— BEGIN Available data —

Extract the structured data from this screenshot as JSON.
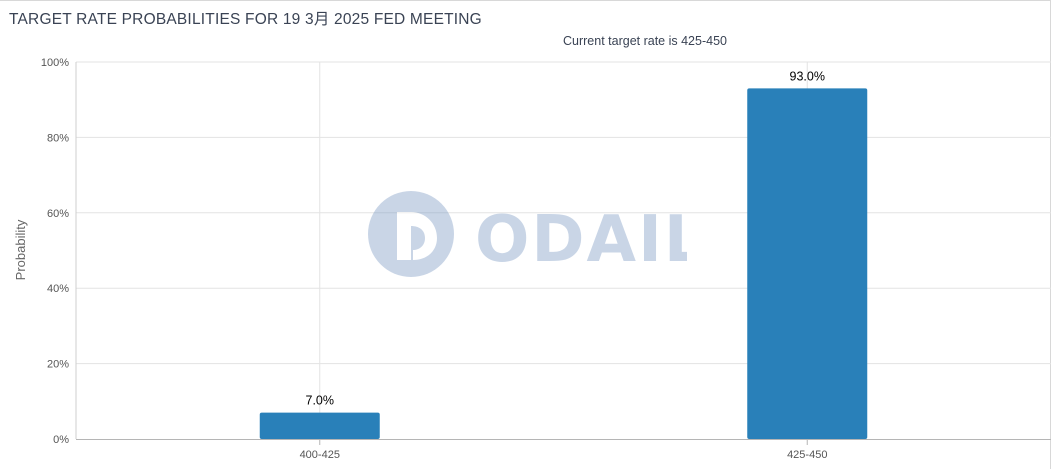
{
  "chart_data": {
    "type": "bar",
    "title": "TARGET RATE PROBABILITIES FOR 19 3月 2025 FED MEETING",
    "subtitle": "Current target rate is 425-450",
    "ylabel": "Probability",
    "xlabel": "",
    "categories": [
      "400-425",
      "425-450"
    ],
    "values": [
      7.0,
      93.0
    ],
    "data_labels": [
      "7.0%",
      "93.0%"
    ],
    "ylim": [
      0,
      100
    ],
    "yticks": [
      0,
      20,
      40,
      60,
      80,
      100
    ],
    "ytick_labels": [
      "0%",
      "20%",
      "40%",
      "60%",
      "80%",
      "100%"
    ],
    "grid": true,
    "bar_color": "#2980b9"
  },
  "watermark": {
    "text": "ODAILY",
    "color": "#7f9dc6"
  }
}
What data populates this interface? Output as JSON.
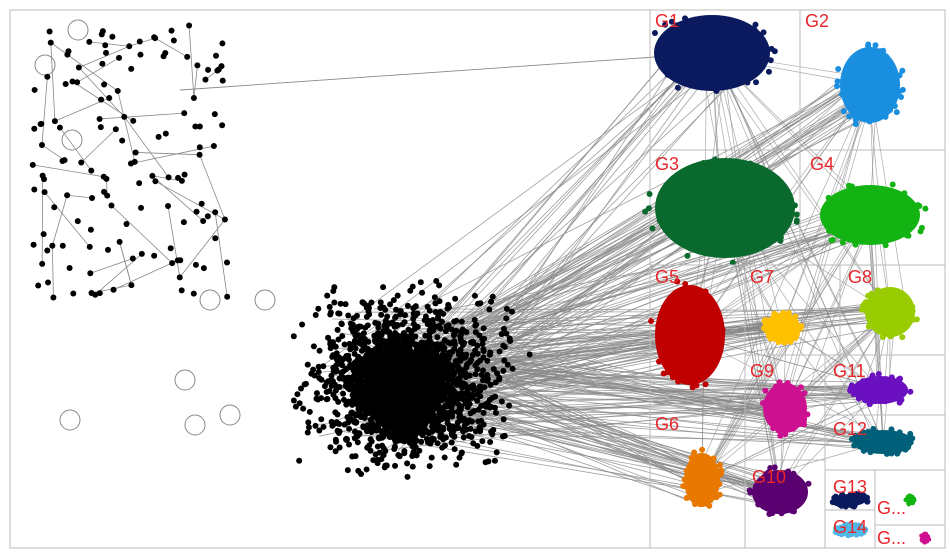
{
  "groups": [
    {
      "label": "G1"
    },
    {
      "label": "G2"
    },
    {
      "label": "G3"
    },
    {
      "label": "G4"
    },
    {
      "label": "G5"
    },
    {
      "label": "G7"
    },
    {
      "label": "G8"
    },
    {
      "label": "G9"
    },
    {
      "label": "G11"
    },
    {
      "label": "G6"
    },
    {
      "label": "G12"
    },
    {
      "label": "G10"
    },
    {
      "label": "G13"
    },
    {
      "label": "G14"
    },
    {
      "label": "G..."
    },
    {
      "label": "G..."
    }
  ]
}
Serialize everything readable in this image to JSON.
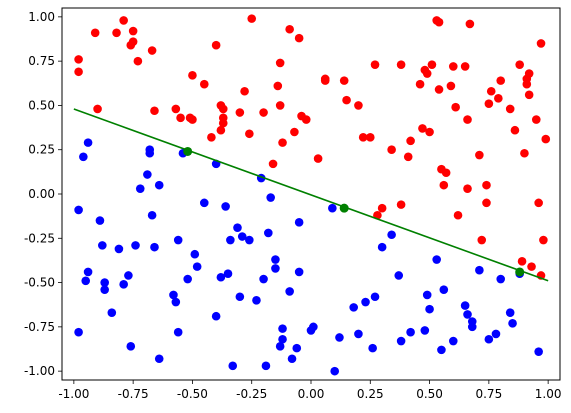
{
  "chart_data": {
    "type": "scatter",
    "title": "",
    "xlabel": "",
    "ylabel": "",
    "xlim": [
      -1.05,
      1.05
    ],
    "ylim": [
      -1.05,
      1.05
    ],
    "grid": false,
    "xticks": [
      "-1.00",
      "-0.75",
      "-0.50",
      "-0.25",
      "0.00",
      "0.25",
      "0.50",
      "0.75",
      "1.00"
    ],
    "xtick_values": [
      -1.0,
      -0.75,
      -0.5,
      -0.25,
      0.0,
      0.25,
      0.5,
      0.75,
      1.0
    ],
    "yticks": [
      "1.00",
      "0.75",
      "0.50",
      "0.25",
      "0.00",
      "-0.25",
      "-0.50",
      "-0.75",
      "-1.00"
    ],
    "ytick_values": [
      1.0,
      0.75,
      0.5,
      0.25,
      0.0,
      -0.25,
      -0.5,
      -0.75,
      -1.0
    ],
    "series": [
      {
        "color": "#ff0000",
        "points": [
          [
            -0.98,
            0.76
          ],
          [
            -0.98,
            0.69
          ],
          [
            -0.91,
            0.91
          ],
          [
            -0.9,
            0.48
          ],
          [
            -0.82,
            0.91
          ],
          [
            -0.79,
            0.98
          ],
          [
            -0.76,
            0.84
          ],
          [
            -0.75,
            0.86
          ],
          [
            -0.75,
            0.92
          ],
          [
            -0.73,
            0.75
          ],
          [
            -0.67,
            0.81
          ],
          [
            -0.66,
            0.47
          ],
          [
            -0.57,
            0.48
          ],
          [
            -0.55,
            0.43
          ],
          [
            -0.51,
            0.43
          ],
          [
            -0.5,
            0.67
          ],
          [
            -0.5,
            0.42
          ],
          [
            -0.45,
            0.62
          ],
          [
            -0.4,
            0.84
          ],
          [
            -0.38,
            0.5
          ],
          [
            -0.37,
            0.48
          ],
          [
            -0.37,
            0.43
          ],
          [
            -0.37,
            0.4
          ],
          [
            -0.42,
            0.32
          ],
          [
            -0.38,
            0.36
          ],
          [
            -0.3,
            0.46
          ],
          [
            -0.28,
            0.58
          ],
          [
            -0.26,
            0.34
          ],
          [
            -0.25,
            0.99
          ],
          [
            -0.2,
            0.46
          ],
          [
            -0.16,
            0.17
          ],
          [
            -0.14,
            0.61
          ],
          [
            -0.13,
            0.74
          ],
          [
            -0.13,
            0.5
          ],
          [
            -0.12,
            0.29
          ],
          [
            -0.09,
            0.93
          ],
          [
            -0.07,
            0.35
          ],
          [
            -0.05,
            0.88
          ],
          [
            -0.04,
            0.44
          ],
          [
            -0.02,
            0.42
          ],
          [
            0.03,
            0.2
          ],
          [
            0.06,
            0.64
          ],
          [
            0.06,
            0.65
          ],
          [
            0.14,
            0.64
          ],
          [
            0.15,
            0.53
          ],
          [
            0.2,
            0.5
          ],
          [
            0.22,
            0.32
          ],
          [
            0.25,
            0.32
          ],
          [
            0.27,
            0.73
          ],
          [
            0.28,
            -0.12
          ],
          [
            0.3,
            -0.08
          ],
          [
            0.34,
            0.25
          ],
          [
            0.38,
            0.73
          ],
          [
            0.38,
            -0.06
          ],
          [
            0.41,
            0.21
          ],
          [
            0.42,
            0.3
          ],
          [
            0.46,
            0.62
          ],
          [
            0.47,
            0.37
          ],
          [
            0.48,
            0.7
          ],
          [
            0.49,
            0.68
          ],
          [
            0.5,
            0.35
          ],
          [
            0.51,
            0.73
          ],
          [
            0.53,
            0.98
          ],
          [
            0.54,
            0.97
          ],
          [
            0.54,
            0.59
          ],
          [
            0.55,
            0.14
          ],
          [
            0.56,
            0.05
          ],
          [
            0.57,
            0.12
          ],
          [
            0.59,
            0.61
          ],
          [
            0.6,
            0.72
          ],
          [
            0.61,
            0.49
          ],
          [
            0.62,
            -0.12
          ],
          [
            0.65,
            0.72
          ],
          [
            0.66,
            0.42
          ],
          [
            0.66,
            0.03
          ],
          [
            0.67,
            0.96
          ],
          [
            0.71,
            0.22
          ],
          [
            0.72,
            -0.26
          ],
          [
            0.74,
            -0.05
          ],
          [
            0.74,
            0.05
          ],
          [
            0.75,
            0.51
          ],
          [
            0.76,
            0.58
          ],
          [
            0.79,
            0.54
          ],
          [
            0.8,
            0.64
          ],
          [
            0.84,
            0.48
          ],
          [
            0.86,
            0.36
          ],
          [
            0.88,
            0.73
          ],
          [
            0.89,
            -0.38
          ],
          [
            0.9,
            0.23
          ],
          [
            0.91,
            0.65
          ],
          [
            0.91,
            0.62
          ],
          [
            0.92,
            0.68
          ],
          [
            0.92,
            0.56
          ],
          [
            0.93,
            -0.41
          ],
          [
            0.95,
            0.42
          ],
          [
            0.97,
            0.85
          ],
          [
            0.97,
            -0.46
          ],
          [
            0.98,
            -0.26
          ],
          [
            0.99,
            0.31
          ],
          [
            0.96,
            -0.05
          ]
        ]
      },
      {
        "color": "#0000ff",
        "points": [
          [
            -0.98,
            -0.09
          ],
          [
            -0.98,
            -0.78
          ],
          [
            -0.96,
            0.21
          ],
          [
            -0.95,
            -0.49
          ],
          [
            -0.94,
            0.29
          ],
          [
            -0.94,
            -0.44
          ],
          [
            -0.89,
            -0.15
          ],
          [
            -0.88,
            -0.29
          ],
          [
            -0.87,
            -0.5
          ],
          [
            -0.87,
            -0.54
          ],
          [
            -0.84,
            -0.67
          ],
          [
            -0.81,
            -0.31
          ],
          [
            -0.79,
            -0.51
          ],
          [
            -0.77,
            -0.46
          ],
          [
            -0.76,
            -0.86
          ],
          [
            -0.74,
            -0.29
          ],
          [
            -0.72,
            0.03
          ],
          [
            -0.69,
            0.11
          ],
          [
            -0.68,
            0.25
          ],
          [
            -0.68,
            0.23
          ],
          [
            -0.67,
            -0.12
          ],
          [
            -0.66,
            -0.3
          ],
          [
            -0.64,
            -0.93
          ],
          [
            -0.64,
            0.05
          ],
          [
            -0.58,
            -0.57
          ],
          [
            -0.57,
            -0.61
          ],
          [
            -0.56,
            -0.78
          ],
          [
            -0.56,
            -0.26
          ],
          [
            -0.54,
            0.23
          ],
          [
            -0.52,
            -0.48
          ],
          [
            -0.49,
            -0.34
          ],
          [
            -0.48,
            -0.41
          ],
          [
            -0.45,
            -0.05
          ],
          [
            -0.4,
            0.17
          ],
          [
            -0.4,
            -0.69
          ],
          [
            -0.38,
            -0.47
          ],
          [
            -0.36,
            -0.07
          ],
          [
            -0.35,
            -0.45
          ],
          [
            -0.34,
            -0.26
          ],
          [
            -0.33,
            -0.97
          ],
          [
            -0.31,
            -0.19
          ],
          [
            -0.3,
            -0.58
          ],
          [
            -0.29,
            -0.24
          ],
          [
            -0.26,
            -0.26
          ],
          [
            -0.23,
            -0.6
          ],
          [
            -0.21,
            0.09
          ],
          [
            -0.2,
            -0.48
          ],
          [
            -0.19,
            -0.97
          ],
          [
            -0.18,
            -0.22
          ],
          [
            -0.17,
            -0.02
          ],
          [
            -0.15,
            -0.37
          ],
          [
            -0.15,
            -0.42
          ],
          [
            -0.13,
            -0.86
          ],
          [
            -0.12,
            -0.76
          ],
          [
            -0.12,
            -0.82
          ],
          [
            -0.09,
            -0.55
          ],
          [
            -0.08,
            -0.93
          ],
          [
            -0.06,
            -0.87
          ],
          [
            -0.05,
            -0.44
          ],
          [
            -0.05,
            -0.16
          ],
          [
            0.0,
            -0.77
          ],
          [
            0.01,
            -0.75
          ],
          [
            0.09,
            -0.08
          ],
          [
            0.1,
            -1.0
          ],
          [
            0.12,
            -0.81
          ],
          [
            0.18,
            -0.64
          ],
          [
            0.2,
            -0.79
          ],
          [
            0.23,
            -0.61
          ],
          [
            0.26,
            -0.87
          ],
          [
            0.27,
            -0.58
          ],
          [
            0.3,
            -0.3
          ],
          [
            0.34,
            -0.23
          ],
          [
            0.37,
            -0.46
          ],
          [
            0.38,
            -0.83
          ],
          [
            0.42,
            -0.78
          ],
          [
            0.48,
            -0.77
          ],
          [
            0.49,
            -0.57
          ],
          [
            0.5,
            -0.65
          ],
          [
            0.53,
            -0.37
          ],
          [
            0.55,
            -0.88
          ],
          [
            0.56,
            -0.54
          ],
          [
            0.6,
            -0.83
          ],
          [
            0.65,
            -0.63
          ],
          [
            0.66,
            -0.68
          ],
          [
            0.68,
            -0.72
          ],
          [
            0.68,
            -0.75
          ],
          [
            0.71,
            -0.43
          ],
          [
            0.75,
            -0.82
          ],
          [
            0.78,
            -0.79
          ],
          [
            0.8,
            -0.48
          ],
          [
            0.84,
            -0.67
          ],
          [
            0.85,
            -0.73
          ],
          [
            0.88,
            -0.45
          ],
          [
            0.96,
            -0.89
          ]
        ]
      },
      {
        "color": "#008000",
        "points": [
          [
            -0.52,
            0.24
          ],
          [
            0.14,
            -0.08
          ],
          [
            0.88,
            -0.44
          ]
        ]
      }
    ],
    "line": {
      "color": "#008000",
      "points": [
        [
          -1.0,
          0.48
        ],
        [
          1.0,
          -0.49
        ]
      ]
    }
  }
}
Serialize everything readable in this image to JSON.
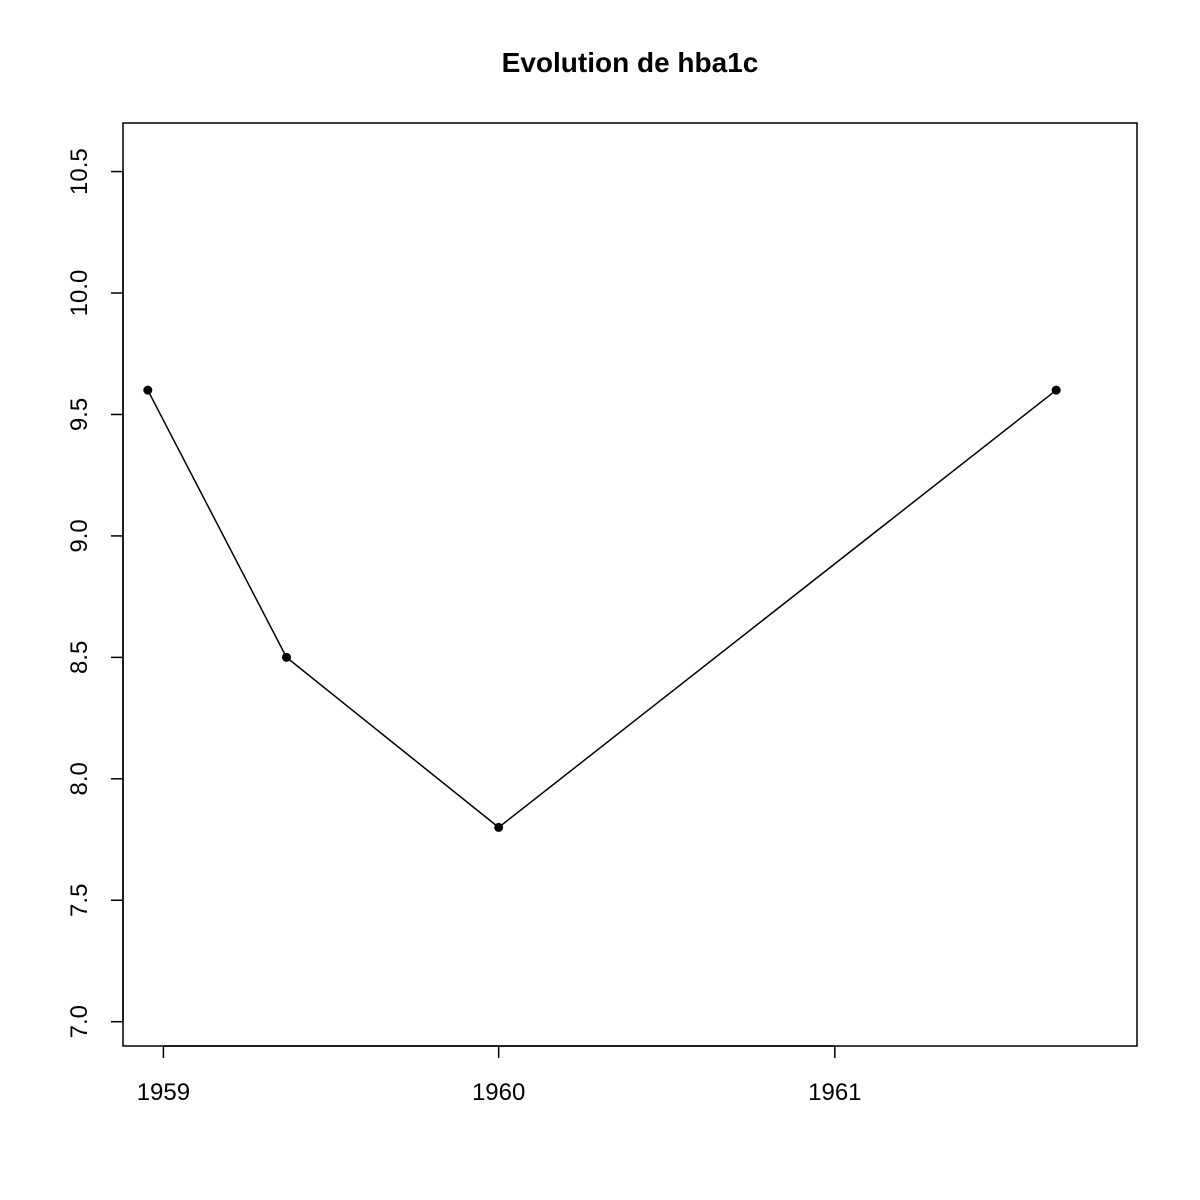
{
  "chart_data": {
    "type": "line",
    "title": "Evolution de hba1c",
    "xlabel": "",
    "ylabel": "",
    "x_axis": "date",
    "xlim": [
      "1958-11-18",
      "1961-11-26"
    ],
    "ylim": [
      6.9,
      10.7
    ],
    "x_ticks": [
      "1959",
      "1960",
      "1961"
    ],
    "x_tick_dates": [
      "1959-01-01",
      "1960-01-01",
      "1961-01-01"
    ],
    "y_ticks": [
      "7.0",
      "7.5",
      "8.0",
      "8.5",
      "9.0",
      "9.5",
      "10.0",
      "10.5"
    ],
    "y_tick_values": [
      7.0,
      7.5,
      8.0,
      8.5,
      9.0,
      9.5,
      10.0,
      10.5
    ],
    "series": [
      {
        "x": [
          "1958-12-15",
          "1959-05-15",
          "1960-01-01",
          "1961-08-30"
        ],
        "y": [
          9.6,
          8.5,
          7.8,
          9.6
        ]
      }
    ],
    "grid": false,
    "legend": "none",
    "marker": "filled-circle",
    "line_color": "#000000"
  }
}
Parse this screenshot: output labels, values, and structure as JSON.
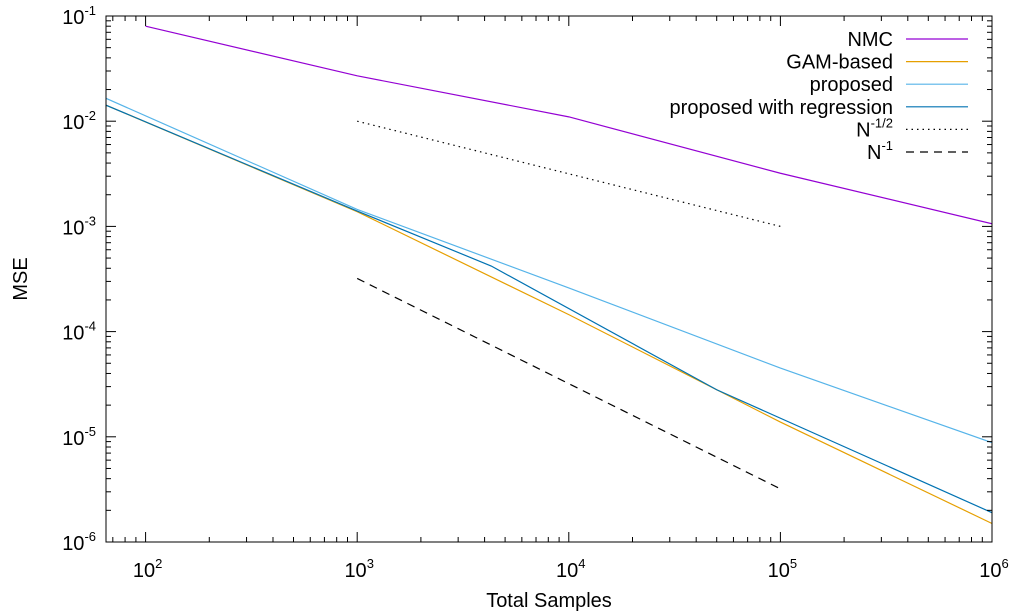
{
  "chart_data": {
    "type": "line",
    "title": "",
    "xlabel": "Total Samples",
    "ylabel": "MSE",
    "xscale": "log",
    "yscale": "log",
    "xlim": [
      65,
      1000000
    ],
    "ylim": [
      1e-06,
      0.1
    ],
    "grid": false,
    "legend": "top-right",
    "x_ticks": [
      {
        "value": 100,
        "base": "10",
        "exp": "2"
      },
      {
        "value": 1000,
        "base": "10",
        "exp": "3"
      },
      {
        "value": 10000,
        "base": "10",
        "exp": "4"
      },
      {
        "value": 100000,
        "base": "10",
        "exp": "5"
      },
      {
        "value": 1000000,
        "base": "10",
        "exp": "6"
      }
    ],
    "y_ticks": [
      {
        "value": 0.1,
        "base": "10",
        "exp": "-1"
      },
      {
        "value": 0.01,
        "base": "10",
        "exp": "-2"
      },
      {
        "value": 0.001,
        "base": "10",
        "exp": "-3"
      },
      {
        "value": 0.0001,
        "base": "10",
        "exp": "-4"
      },
      {
        "value": 1e-05,
        "base": "10",
        "exp": "-5"
      },
      {
        "value": 1e-06,
        "base": "10",
        "exp": "-6"
      }
    ],
    "series": [
      {
        "name": "NMC",
        "label_base": "NMC",
        "label_sup": "",
        "color": "#9400d3",
        "dash": "solid",
        "points": [
          [
            100,
            0.08
          ],
          [
            1000,
            0.027
          ],
          [
            10000,
            0.011
          ],
          [
            100000,
            0.0032
          ],
          [
            1000000,
            0.00106
          ]
        ]
      },
      {
        "name": "GAM-based",
        "label_base": "GAM-based",
        "label_sup": "",
        "color": "#e69f00",
        "dash": "solid",
        "points": [
          [
            65,
            0.0142
          ],
          [
            1000,
            0.00138
          ],
          [
            10000,
            0.000145
          ],
          [
            100000,
            1.38e-05
          ],
          [
            1000000,
            1.5e-06
          ]
        ]
      },
      {
        "name": "proposed",
        "label_base": "proposed",
        "label_sup": "",
        "color": "#56b4e9",
        "dash": "solid",
        "points": [
          [
            65,
            0.0165
          ],
          [
            1000,
            0.00145
          ],
          [
            10000,
            0.00026
          ],
          [
            100000,
            4.5e-05
          ],
          [
            1000000,
            8.8e-06
          ]
        ]
      },
      {
        "name": "proposed with regression",
        "label_base": "proposed with regression",
        "label_sup": "",
        "color": "#0072b2",
        "dash": "solid",
        "points": [
          [
            65,
            0.0142
          ],
          [
            1000,
            0.0014
          ],
          [
            4300,
            0.00042
          ],
          [
            50000,
            2.8e-05
          ],
          [
            1000000,
            1.9e-06
          ]
        ]
      },
      {
        "name": "N^-1/2",
        "label_base": "N",
        "label_sup": "-1/2",
        "color": "#000000",
        "dash": "dotted",
        "points": [
          [
            1000,
            0.01
          ],
          [
            100000,
            0.001
          ]
        ]
      },
      {
        "name": "N^-1",
        "label_base": "N",
        "label_sup": "-1",
        "color": "#000000",
        "dash": "dashed",
        "points": [
          [
            1000,
            0.00032
          ],
          [
            100000,
            3.2e-06
          ]
        ]
      }
    ]
  }
}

— END Available data —

▸ Required task: Determine how many lines in the listing above hold the string "JSON", then write only the number.

▸ Response: 5